[Entries from a visual dataset]
_ _ _ _ _
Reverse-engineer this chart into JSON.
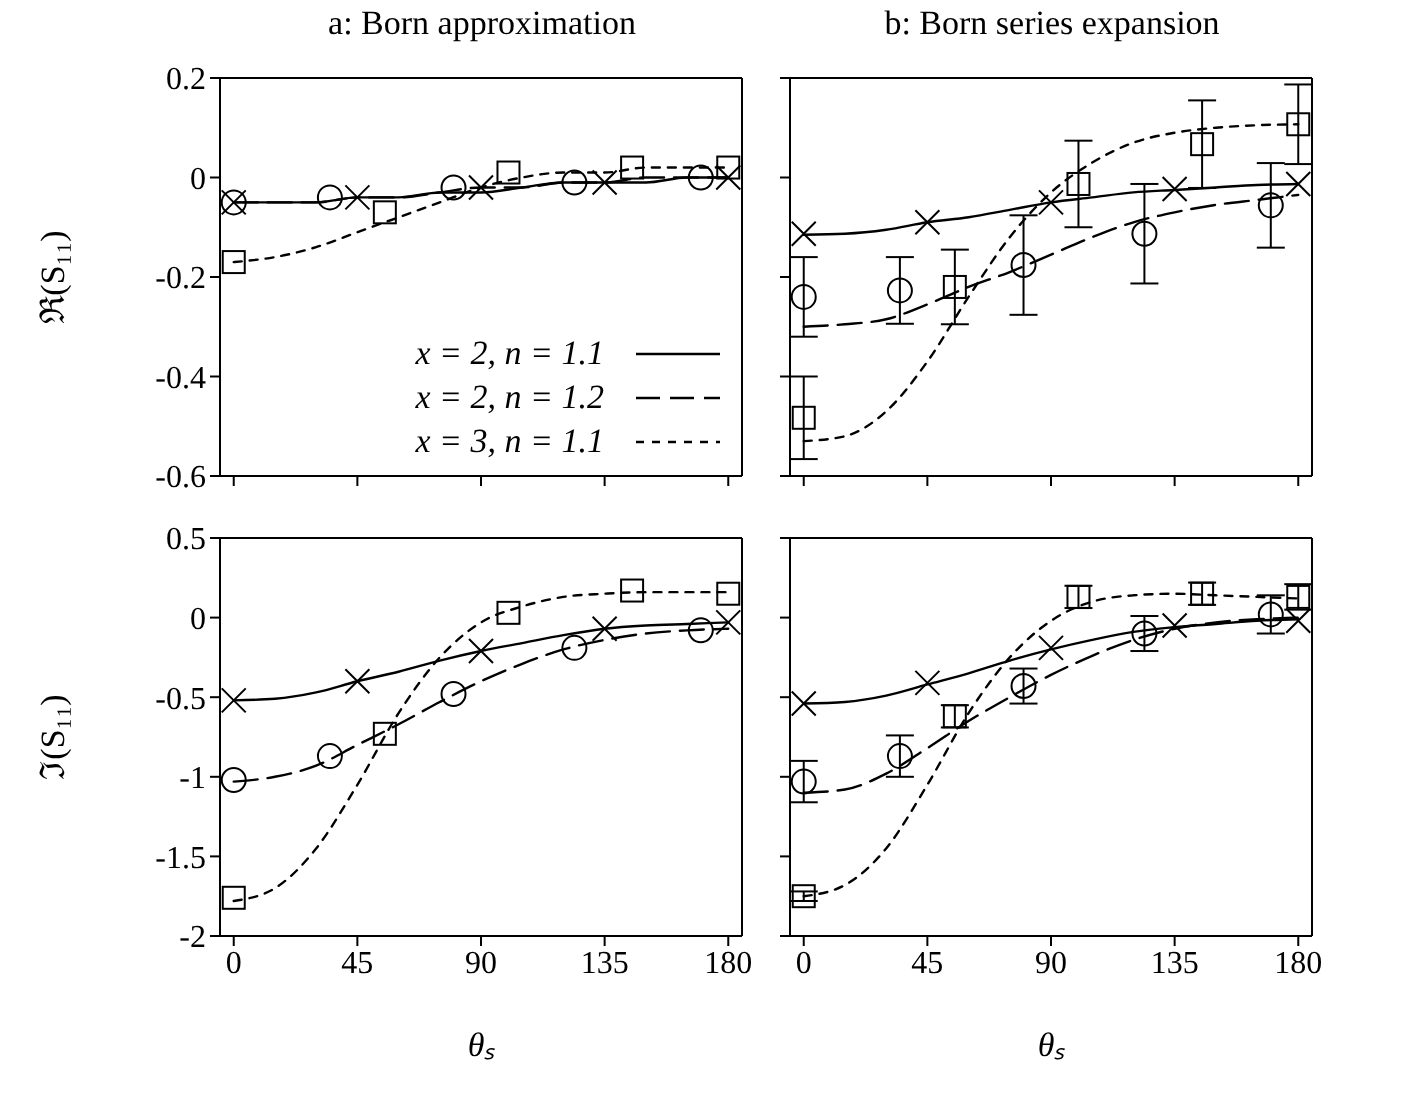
{
  "chart_data": [
    {
      "type": "line",
      "title": "a: Born approximation",
      "ylabel": "ℜ(S₁₁)",
      "xlim": [
        -5,
        185
      ],
      "xticks": [
        0,
        45,
        90,
        135,
        180
      ],
      "ylim": [
        -0.6,
        0.2
      ],
      "yticks": [
        0.2,
        0,
        -0.2,
        -0.4,
        -0.6
      ],
      "tick_labels": "y",
      "legend": "bottom",
      "series": [
        {
          "name": "x = 2, n = 1.1",
          "color": "#000000",
          "line_style": "solid",
          "x": [
            0,
            15,
            30,
            45,
            60,
            75,
            90,
            105,
            120,
            135,
            150,
            165,
            180
          ],
          "values": [
            -0.05,
            -0.05,
            -0.05,
            -0.04,
            -0.04,
            -0.03,
            -0.03,
            -0.02,
            -0.01,
            -0.01,
            -0.01,
            0,
            0
          ]
        },
        {
          "name": "x = 2, n = 1.2",
          "color": "#000000",
          "line_style": "dashed",
          "x": [
            0,
            15,
            30,
            45,
            60,
            75,
            90,
            105,
            120,
            135,
            150,
            165,
            180
          ],
          "values": [
            -0.05,
            -0.05,
            -0.05,
            -0.04,
            -0.04,
            -0.03,
            -0.02,
            -0.02,
            -0.01,
            -0.01,
            0,
            0,
            0
          ]
        },
        {
          "name": "x = 3, n = 1.1",
          "color": "#000000",
          "line_style": "dotted",
          "x": [
            0,
            15,
            30,
            45,
            60,
            75,
            90,
            105,
            120,
            135,
            150,
            165,
            180
          ],
          "values": [
            -0.17,
            -0.16,
            -0.14,
            -0.11,
            -0.08,
            -0.05,
            -0.02,
            0,
            0.01,
            0.01,
            0.02,
            0.02,
            0.02
          ]
        },
        {
          "type": "scatter",
          "color": "#000000",
          "marker": "circle",
          "x": [
            0,
            35,
            80,
            124,
            170
          ],
          "values": [
            -0.05,
            -0.04,
            -0.02,
            -0.01,
            0
          ]
        },
        {
          "type": "scatter",
          "color": "#000000",
          "marker": "cross",
          "x": [
            0,
            45,
            90,
            135,
            180
          ],
          "values": [
            -0.05,
            -0.04,
            -0.02,
            -0.01,
            0
          ]
        },
        {
          "type": "scatter",
          "color": "#000000",
          "marker": "square",
          "x": [
            0,
            55,
            100,
            145,
            180
          ],
          "values": [
            -0.17,
            -0.07,
            0.01,
            0.02,
            0.02
          ]
        }
      ]
    },
    {
      "type": "line",
      "title": "b: Born series expansion",
      "xlim": [
        -5,
        185
      ],
      "xticks": [
        0,
        45,
        90,
        135,
        180
      ],
      "ylim": [
        -0.6,
        0.2
      ],
      "yticks": [
        0.2,
        0,
        -0.2,
        -0.4,
        -0.6
      ],
      "tick_labels": false,
      "series": [
        {
          "color": "#000000",
          "line_style": "solid",
          "x": [
            0,
            15,
            30,
            45,
            60,
            75,
            90,
            105,
            120,
            135,
            150,
            165,
            180
          ],
          "values": [
            -0.115,
            -0.113,
            -0.105,
            -0.09,
            -0.08,
            -0.065,
            -0.05,
            -0.04,
            -0.03,
            -0.025,
            -0.02,
            -0.015,
            -0.013
          ]
        },
        {
          "color": "#000000",
          "line_style": "dashed",
          "x": [
            0,
            15,
            30,
            45,
            60,
            75,
            90,
            105,
            120,
            135,
            150,
            165,
            180
          ],
          "values": [
            -0.3,
            -0.295,
            -0.285,
            -0.255,
            -0.22,
            -0.19,
            -0.155,
            -0.12,
            -0.09,
            -0.07,
            -0.055,
            -0.045,
            -0.035
          ]
        },
        {
          "color": "#000000",
          "line_style": "dotted",
          "x": [
            0,
            15,
            30,
            45,
            60,
            75,
            90,
            105,
            120,
            135,
            150,
            165,
            180
          ],
          "values": [
            -0.53,
            -0.52,
            -0.47,
            -0.37,
            -0.24,
            -0.12,
            -0.03,
            0.03,
            0.07,
            0.09,
            0.1,
            0.105,
            0.107
          ]
        },
        {
          "type": "scatter",
          "color": "#000000",
          "marker": "cross",
          "x": [
            0,
            45,
            90,
            135,
            180
          ],
          "values": [
            -0.113,
            -0.09,
            -0.05,
            -0.023,
            -0.013
          ]
        },
        {
          "type": "scatter",
          "color": "#000000",
          "marker": "circle",
          "x": [
            0,
            35,
            80,
            124,
            170
          ],
          "values": [
            -0.24,
            -0.227,
            -0.176,
            -0.113,
            -0.056
          ],
          "errors": [
            0.08,
            0.067,
            0.1,
            0.1,
            0.085
          ]
        },
        {
          "type": "scatter",
          "color": "#000000",
          "marker": "square",
          "x": [
            0,
            55,
            100,
            145,
            180
          ],
          "values": [
            -0.483,
            -0.22,
            -0.013,
            0.067,
            0.107
          ],
          "errors": [
            0.083,
            0.075,
            0.087,
            0.088,
            0.08
          ]
        }
      ]
    },
    {
      "type": "line",
      "xlabel": "θₛ",
      "ylabel": "ℑ(S₁₁)",
      "xlim": [
        -5,
        185
      ],
      "xticks": [
        0,
        45,
        90,
        135,
        180
      ],
      "ylim": [
        -2,
        0.5
      ],
      "yticks": [
        0.5,
        0,
        -0.5,
        -1,
        -1.5,
        -2
      ],
      "series": [
        {
          "color": "#000000",
          "line_style": "solid",
          "x": [
            0,
            15,
            30,
            45,
            60,
            75,
            90,
            105,
            120,
            135,
            150,
            165,
            180
          ],
          "values": [
            -0.52,
            -0.51,
            -0.47,
            -0.4,
            -0.34,
            -0.27,
            -0.21,
            -0.16,
            -0.11,
            -0.07,
            -0.05,
            -0.04,
            -0.03
          ]
        },
        {
          "color": "#000000",
          "line_style": "dashed",
          "x": [
            0,
            15,
            30,
            45,
            60,
            75,
            90,
            105,
            120,
            135,
            150,
            165,
            180
          ],
          "values": [
            -1.03,
            -1,
            -0.93,
            -0.8,
            -0.67,
            -0.53,
            -0.4,
            -0.29,
            -0.2,
            -0.14,
            -0.1,
            -0.08,
            -0.07
          ]
        },
        {
          "color": "#000000",
          "line_style": "dotted",
          "x": [
            0,
            15,
            30,
            45,
            60,
            75,
            90,
            105,
            120,
            135,
            150,
            165,
            180
          ],
          "values": [
            -1.78,
            -1.7,
            -1.45,
            -1.05,
            -0.6,
            -0.25,
            -0.03,
            0.07,
            0.13,
            0.15,
            0.16,
            0.16,
            0.16
          ]
        },
        {
          "type": "scatter",
          "color": "#000000",
          "marker": "cross",
          "x": [
            0,
            45,
            90,
            135,
            180
          ],
          "values": [
            -0.52,
            -0.4,
            -0.21,
            -0.07,
            -0.03
          ]
        },
        {
          "type": "scatter",
          "color": "#000000",
          "marker": "circle",
          "x": [
            0,
            35,
            80,
            124,
            170
          ],
          "values": [
            -1.02,
            -0.87,
            -0.48,
            -0.19,
            -0.08
          ]
        },
        {
          "type": "scatter",
          "color": "#000000",
          "marker": "square",
          "x": [
            0,
            55,
            100,
            145,
            180
          ],
          "values": [
            -1.76,
            -0.73,
            0.03,
            0.17,
            0.15
          ]
        }
      ]
    },
    {
      "type": "line",
      "xlabel": "θₛ",
      "xlim": [
        -5,
        185
      ],
      "xticks": [
        0,
        45,
        90,
        135,
        180
      ],
      "ylim": [
        -2,
        0.5
      ],
      "yticks": [
        0.5,
        0,
        -0.5,
        -1,
        -1.5,
        -2
      ],
      "tick_labels": "x",
      "series": [
        {
          "color": "#000000",
          "line_style": "solid",
          "x": [
            0,
            15,
            30,
            45,
            60,
            75,
            90,
            105,
            120,
            135,
            150,
            165,
            180
          ],
          "values": [
            -0.54,
            -0.53,
            -0.49,
            -0.42,
            -0.35,
            -0.27,
            -0.2,
            -0.14,
            -0.09,
            -0.06,
            -0.04,
            -0.02,
            -0.01
          ]
        },
        {
          "color": "#000000",
          "line_style": "dashed",
          "x": [
            0,
            15,
            30,
            45,
            60,
            75,
            90,
            105,
            120,
            135,
            150,
            165,
            180
          ],
          "values": [
            -1.1,
            -1.08,
            -0.98,
            -0.82,
            -0.65,
            -0.5,
            -0.36,
            -0.24,
            -0.14,
            -0.07,
            -0.03,
            -0.01,
            0
          ]
        },
        {
          "color": "#000000",
          "line_style": "dotted",
          "x": [
            0,
            15,
            30,
            45,
            60,
            75,
            90,
            105,
            120,
            135,
            150,
            165,
            180
          ],
          "values": [
            -1.75,
            -1.68,
            -1.45,
            -1.05,
            -0.6,
            -0.25,
            -0.02,
            0.1,
            0.14,
            0.15,
            0.14,
            0.13,
            0.12
          ]
        },
        {
          "type": "scatter",
          "color": "#000000",
          "marker": "cross",
          "x": [
            0,
            45,
            90,
            135,
            180
          ],
          "values": [
            -0.54,
            -0.41,
            -0.19,
            -0.05,
            -0.02
          ]
        },
        {
          "type": "scatter",
          "color": "#000000",
          "marker": "circle",
          "x": [
            0,
            35,
            80,
            124,
            170
          ],
          "values": [
            -1.03,
            -0.87,
            -0.43,
            -0.1,
            0.02
          ],
          "errors": [
            0.13,
            0.13,
            0.11,
            0.11,
            0.12
          ]
        },
        {
          "type": "scatter",
          "color": "#000000",
          "marker": "square",
          "x": [
            0,
            55,
            100,
            145,
            180
          ],
          "values": [
            -1.75,
            -0.62,
            0.13,
            0.15,
            0.13
          ],
          "errors": [
            0.03,
            0.07,
            0.07,
            0.07,
            0.08
          ]
        }
      ]
    }
  ]
}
_ _ _ _ _
**YOUR TASK**:
Filter the records above for "Born" and copy every matching line.

**SOLUTION FOR THIS EXERCISE**:
      "title": "a: Born approximation",
      "title": "b: Born series expansion",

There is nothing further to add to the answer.